* [Required task] Locate every line in the listing below that contains the string "Private", and copy each such line in full.
◇ ◇ ◇
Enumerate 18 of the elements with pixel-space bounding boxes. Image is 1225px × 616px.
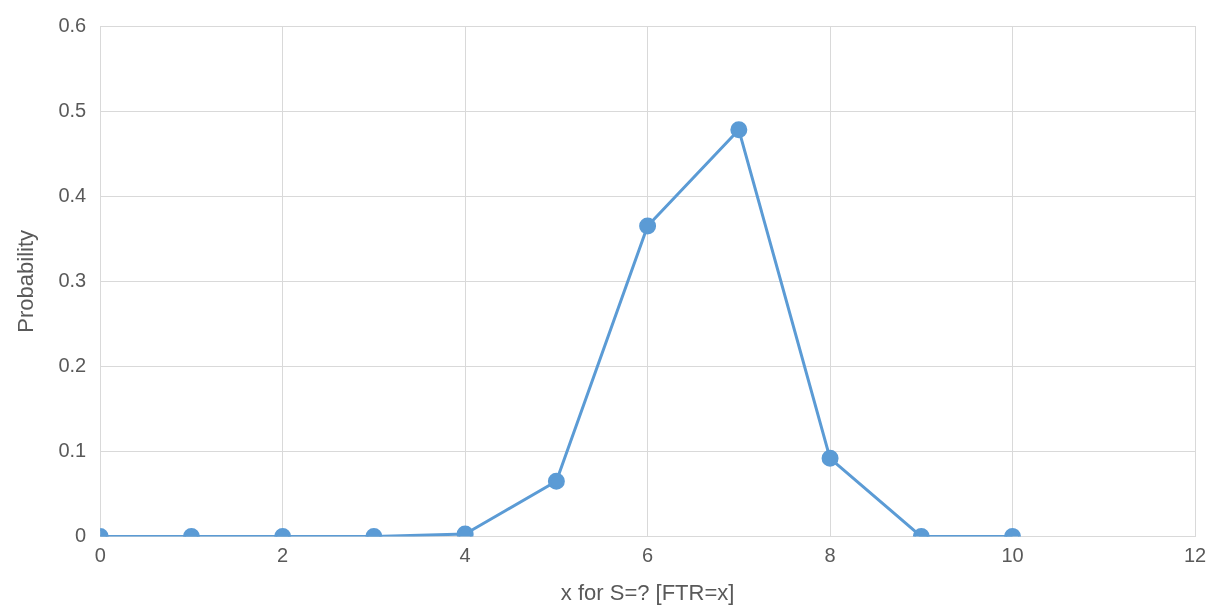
x-tick-label: 0 [94, 544, 106, 567]
y-tick-label: 0.4 [58, 183, 87, 206]
y-tick-label: 0.1 [58, 439, 87, 462]
point [730, 121, 748, 139]
x-tick-label: 2 [277, 544, 289, 567]
y-tick-label: 0.6 [58, 13, 87, 36]
x-tick-label: 4 [459, 544, 471, 567]
y-tick-label: 0.3 [58, 268, 87, 291]
x-tick-label: 12 [1183, 544, 1207, 567]
x-tick-label: 8 [824, 544, 836, 567]
x-axis-title: x for S=? [FTR=x] [560, 579, 735, 605]
y-axis-title: Probability [13, 229, 39, 333]
x-tick-label: 10 [1001, 544, 1024, 567]
point [639, 217, 657, 235]
y-tick-label: 0 [75, 524, 87, 547]
x-tick-label: 6 [642, 544, 654, 567]
y-tick-label: 0.2 [58, 353, 87, 376]
y-tick-label: 0.5 [58, 98, 87, 121]
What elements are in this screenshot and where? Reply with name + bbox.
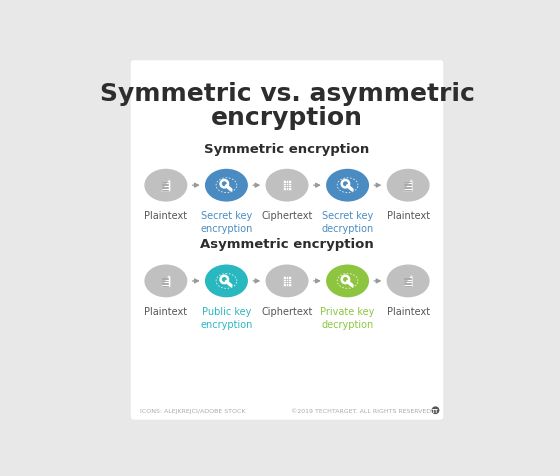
Text: Public key
encryption: Public key encryption — [200, 306, 253, 329]
Text: Symmetric encryption: Symmetric encryption — [204, 142, 370, 155]
Polygon shape — [161, 180, 171, 192]
Text: ©2019 TECHTARGET. ALL RIGHTS RESERVED.: ©2019 TECHTARGET. ALL RIGHTS RESERVED. — [291, 408, 433, 414]
Ellipse shape — [144, 169, 188, 202]
Circle shape — [432, 407, 440, 414]
FancyBboxPatch shape — [130, 61, 444, 420]
Ellipse shape — [386, 265, 430, 298]
Ellipse shape — [265, 265, 309, 298]
Polygon shape — [169, 275, 171, 277]
Ellipse shape — [326, 265, 369, 298]
Polygon shape — [412, 180, 413, 181]
Polygon shape — [403, 180, 413, 192]
Text: Plaintext: Plaintext — [386, 306, 430, 316]
Ellipse shape — [326, 169, 369, 202]
Text: Secret key
encryption: Secret key encryption — [200, 211, 253, 234]
Text: encryption: encryption — [211, 106, 363, 129]
Text: Asymmetric encryption: Asymmetric encryption — [200, 238, 374, 251]
Text: Plaintext: Plaintext — [144, 306, 188, 316]
Polygon shape — [161, 275, 171, 288]
Text: ICONS: ALEJKREJCI/ADOBE STOCK: ICONS: ALEJKREJCI/ADOBE STOCK — [141, 408, 246, 414]
Polygon shape — [169, 180, 171, 181]
FancyBboxPatch shape — [283, 276, 291, 287]
Text: Ciphertext: Ciphertext — [262, 306, 312, 316]
Ellipse shape — [144, 265, 188, 298]
Ellipse shape — [205, 265, 248, 298]
Ellipse shape — [205, 169, 248, 202]
Text: Plaintext: Plaintext — [386, 211, 430, 221]
FancyBboxPatch shape — [283, 181, 291, 191]
Text: Ciphertext: Ciphertext — [262, 211, 312, 221]
Text: Symmetric vs. asymmetric: Symmetric vs. asymmetric — [100, 82, 474, 106]
Ellipse shape — [265, 169, 309, 202]
Polygon shape — [412, 275, 413, 277]
Text: Secret key
decryption: Secret key decryption — [321, 211, 374, 234]
Text: Private key
decryption: Private key decryption — [320, 306, 375, 329]
Text: TT: TT — [432, 408, 439, 413]
Polygon shape — [403, 275, 413, 288]
Ellipse shape — [386, 169, 430, 202]
Text: Plaintext: Plaintext — [144, 211, 188, 221]
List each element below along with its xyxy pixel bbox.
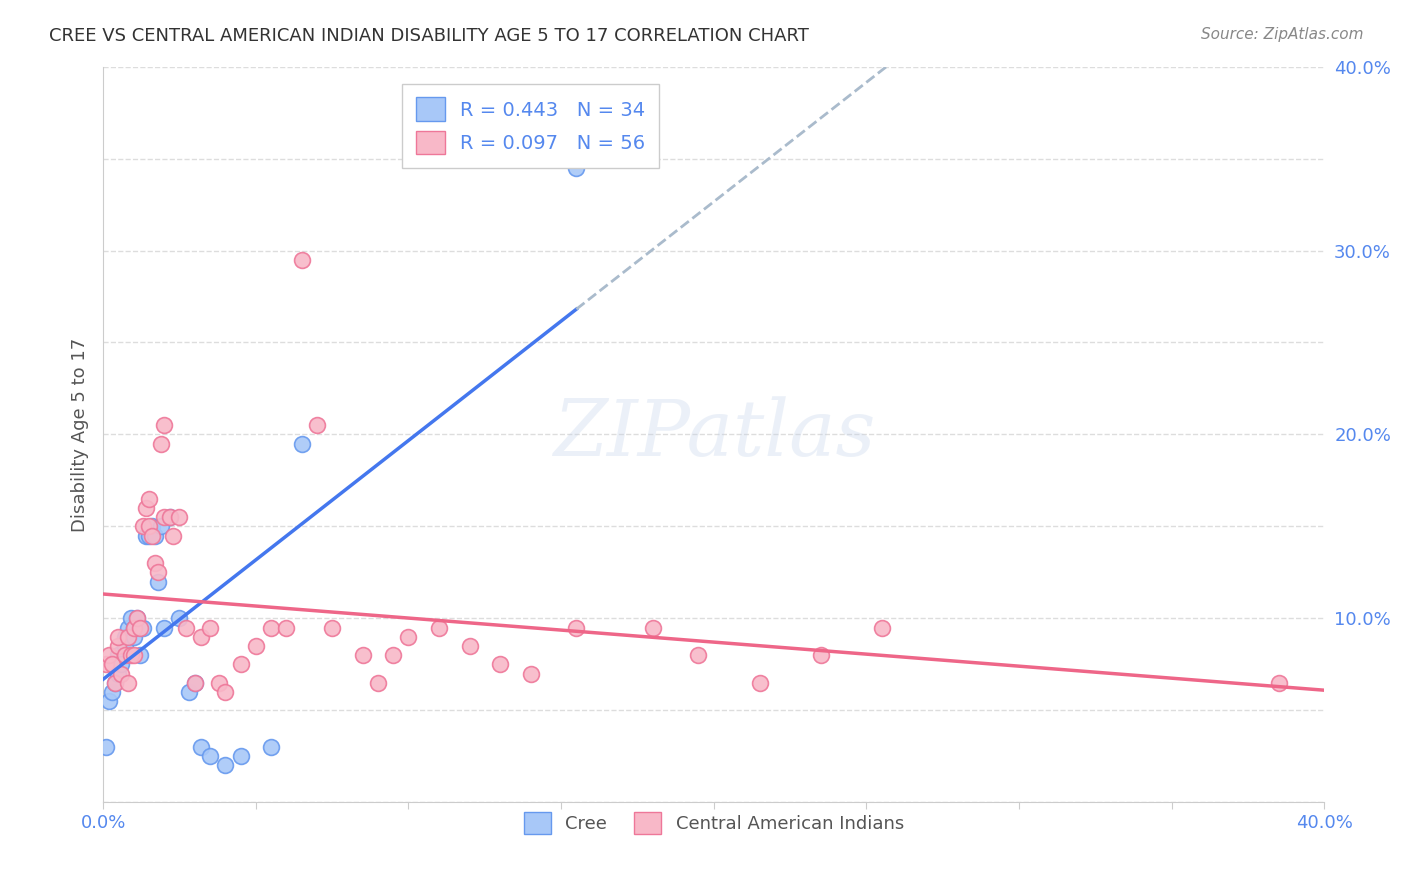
Point	[107, 630, 129, 644]
Point	[427, 621, 450, 635]
Point	[198, 621, 221, 635]
Point	[382, 648, 405, 662]
Point	[208, 675, 231, 690]
Y-axis label: Disability Age 5 to 17: Disability Age 5 to 17	[72, 337, 89, 532]
Point	[122, 648, 145, 662]
Point	[122, 621, 145, 635]
Point	[352, 648, 374, 662]
Point	[128, 621, 150, 635]
Point	[153, 510, 176, 524]
Point	[305, 418, 328, 433]
Point	[98, 648, 121, 662]
Point	[198, 749, 221, 764]
Point	[96, 740, 118, 755]
Point	[565, 621, 588, 635]
Point	[150, 519, 173, 533]
Point	[159, 510, 181, 524]
Point	[104, 675, 127, 690]
Point	[870, 621, 893, 635]
Point	[748, 675, 770, 690]
Point	[125, 611, 148, 625]
Point	[177, 685, 200, 699]
Point	[1267, 675, 1289, 690]
Text: Source: ZipAtlas.com: Source: ZipAtlas.com	[1201, 27, 1364, 42]
Text: CREE VS CENTRAL AMERICAN INDIAN DISABILITY AGE 5 TO 17 CORRELATION CHART: CREE VS CENTRAL AMERICAN INDIAN DISABILI…	[49, 27, 808, 45]
Point	[110, 657, 132, 672]
Point	[367, 675, 389, 690]
Point	[276, 621, 298, 635]
Point	[810, 648, 832, 662]
Point	[565, 161, 588, 175]
Point	[245, 639, 267, 653]
Point	[107, 639, 129, 653]
Point	[138, 519, 160, 533]
Point	[183, 675, 205, 690]
Point	[153, 621, 176, 635]
Point	[174, 621, 197, 635]
Point	[135, 501, 157, 516]
Point	[321, 621, 343, 635]
Legend: Cree, Central American Indians: Cree, Central American Indians	[513, 801, 915, 845]
Point	[190, 740, 212, 755]
Point	[122, 630, 145, 644]
Point	[114, 648, 136, 662]
Point	[146, 574, 169, 589]
Point	[141, 519, 163, 533]
Point	[107, 666, 129, 681]
Point	[150, 436, 173, 450]
Point	[98, 694, 121, 708]
Point	[169, 611, 191, 625]
Point	[114, 630, 136, 644]
Point	[138, 528, 160, 542]
Point	[398, 630, 420, 644]
Point	[688, 648, 710, 662]
Point	[120, 611, 142, 625]
Point	[214, 685, 236, 699]
Point	[489, 657, 512, 672]
Point	[162, 528, 184, 542]
Point	[104, 675, 127, 690]
Point	[114, 639, 136, 653]
Point	[190, 630, 212, 644]
Point	[122, 621, 145, 635]
Point	[260, 740, 283, 755]
Point	[117, 630, 139, 644]
Point	[120, 648, 142, 662]
Point	[107, 648, 129, 662]
Point	[132, 621, 155, 635]
Point	[641, 621, 664, 635]
Point	[96, 657, 118, 672]
Point	[110, 666, 132, 681]
Point	[143, 528, 166, 542]
Point	[135, 528, 157, 542]
Point	[153, 418, 176, 433]
Point	[159, 510, 181, 524]
Point	[519, 666, 541, 681]
Point	[117, 621, 139, 635]
Point	[132, 519, 155, 533]
Text: ZIPatlas: ZIPatlas	[553, 396, 875, 473]
Point	[169, 510, 191, 524]
Point	[143, 556, 166, 570]
Point	[125, 611, 148, 625]
Point	[290, 252, 312, 267]
Point	[141, 528, 163, 542]
Point	[290, 436, 312, 450]
Point	[260, 621, 283, 635]
Point	[458, 639, 481, 653]
Point	[101, 685, 124, 699]
Point	[229, 657, 252, 672]
Point	[183, 675, 205, 690]
Point	[214, 758, 236, 772]
Point	[117, 675, 139, 690]
Point	[229, 749, 252, 764]
Point	[128, 648, 150, 662]
Point	[146, 566, 169, 580]
Point	[138, 491, 160, 506]
Point	[101, 657, 124, 672]
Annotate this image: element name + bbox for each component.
◇ ◇ ◇
* [Answer to the problem]
Text: Private key
decryption: Private key decryption — [320, 306, 375, 329]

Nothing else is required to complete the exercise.